◆ **Task prompt**: Give the records back in full, exactly as they read.

◆ **Records for processing**:
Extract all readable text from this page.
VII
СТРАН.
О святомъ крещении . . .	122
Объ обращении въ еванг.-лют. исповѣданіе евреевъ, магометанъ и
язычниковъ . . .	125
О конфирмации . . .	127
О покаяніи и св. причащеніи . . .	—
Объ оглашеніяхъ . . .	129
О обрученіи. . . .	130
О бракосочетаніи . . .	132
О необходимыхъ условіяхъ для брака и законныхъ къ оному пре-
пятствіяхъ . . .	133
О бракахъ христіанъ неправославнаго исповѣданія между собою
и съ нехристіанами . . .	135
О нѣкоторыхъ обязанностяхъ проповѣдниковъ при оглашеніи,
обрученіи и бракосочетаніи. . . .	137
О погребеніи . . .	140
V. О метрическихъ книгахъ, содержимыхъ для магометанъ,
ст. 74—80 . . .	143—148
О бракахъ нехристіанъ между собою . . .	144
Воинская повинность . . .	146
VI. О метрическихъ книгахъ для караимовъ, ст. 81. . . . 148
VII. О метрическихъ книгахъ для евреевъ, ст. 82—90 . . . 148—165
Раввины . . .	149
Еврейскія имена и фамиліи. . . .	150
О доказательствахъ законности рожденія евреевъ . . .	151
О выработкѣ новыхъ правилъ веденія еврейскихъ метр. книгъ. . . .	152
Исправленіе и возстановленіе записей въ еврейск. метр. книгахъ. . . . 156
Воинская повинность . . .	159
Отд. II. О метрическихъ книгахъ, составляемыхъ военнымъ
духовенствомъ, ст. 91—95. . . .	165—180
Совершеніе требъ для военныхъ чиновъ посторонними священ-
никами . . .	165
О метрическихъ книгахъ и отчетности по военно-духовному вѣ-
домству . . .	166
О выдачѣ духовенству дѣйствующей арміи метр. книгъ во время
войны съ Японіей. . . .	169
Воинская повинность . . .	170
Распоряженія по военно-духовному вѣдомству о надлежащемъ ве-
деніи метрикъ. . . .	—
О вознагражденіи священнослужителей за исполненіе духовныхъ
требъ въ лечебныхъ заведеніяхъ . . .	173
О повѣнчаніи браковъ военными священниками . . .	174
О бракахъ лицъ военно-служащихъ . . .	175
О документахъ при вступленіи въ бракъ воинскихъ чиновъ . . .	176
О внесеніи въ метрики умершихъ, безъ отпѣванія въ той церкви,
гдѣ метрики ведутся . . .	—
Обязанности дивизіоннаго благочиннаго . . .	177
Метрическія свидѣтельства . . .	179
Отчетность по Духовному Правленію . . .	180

◆ **Reply to the task**:
Extract all readable text from this page.
VII
СТРАН.
О святомъ крещении . . .	122
Объ обращении въ еванг.-лют. исповѣданіе евреевъ, магометанъ и
язычниковъ . . .	125
О конфирмации . . .	127
О покаяніи и св. причащеніи . . .	—
Объ оглашеніяхъ . . .	129
О обрученіи. . . .	130
О бракосочетаніи . . .	132
О необходимыхъ условіяхъ для брака и законныхъ къ оному пре-
пятствіяхъ . . .	133
О бракахъ христіанъ неправославнаго исповѣданія между собою
и съ нехристіанами . . .	135
О нѣкоторыхъ обязанностяхъ проповѣдниковъ при оглашеніи,
обрученіи и бракосочетаніи. . . .	137
О погребеніи . . .	140
V. О метрическихъ книгахъ, содержимыхъ для магометанъ,
ст. 74—80 . . .	143—148
О бракахъ нехристіанъ между собою . . .	144
Воинская повинность . . .	146
VI. О метрическихъ книгахъ для караимовъ, ст. 81. . . . 148
VII. О метрическихъ книгахъ для евреевъ, ст. 82—90 . . . 148—165
Раввины . . .	149
Еврейскія имена и фамиліи. . . .	150
О доказательствахъ законности рожденія евреевъ . . .	151
О выработкѣ новыхъ правилъ веденія еврейскихъ метр. книгъ. . . .	152
Исправленіе и возстановленіе записей въ еврейск. метр. книгахъ. . . . 156
Воинская повинность . . .	159
Отд. II. О метрическихъ книгахъ, составляемыхъ военнымъ
духовенствомъ, ст. 91—95. . . .	165—180
Совершеніе требъ для военныхъ чиновъ посторонними священ-
никами . . .	165
О метрическихъ книгахъ и отчетности по военно-духовному вѣ-
домству . . .	166
О выдачѣ духовенству дѣйствующей арміи метр. книгъ во время
войны съ Японіей. . . .	169
Воинская повинность . . .	170
Распоряженія по военно-духовному вѣдомству о надлежащемъ ве-
деніи метрикъ. . . .	—
О вознагражденіи священнослужителей за исполненіе духовныхъ
требъ въ лечебныхъ заведеніяхъ . . .	173
О повѣнчаніи браковъ военными священниками . . .	174
О бракахъ лицъ военно-служащихъ . . .	175
О документахъ при вступленіи въ бракъ воинскихъ чиновъ . . .	176
О внесеніи въ метрики умершихъ, безъ отпѣванія въ той церкви,
гдѣ метрики ведутся . . .	—
Обязанности дивизіоннаго благочиннаго . . .	177
Метрическія свидѣтельства . . .	179
Отчетность по Духовному Правленію . . .	180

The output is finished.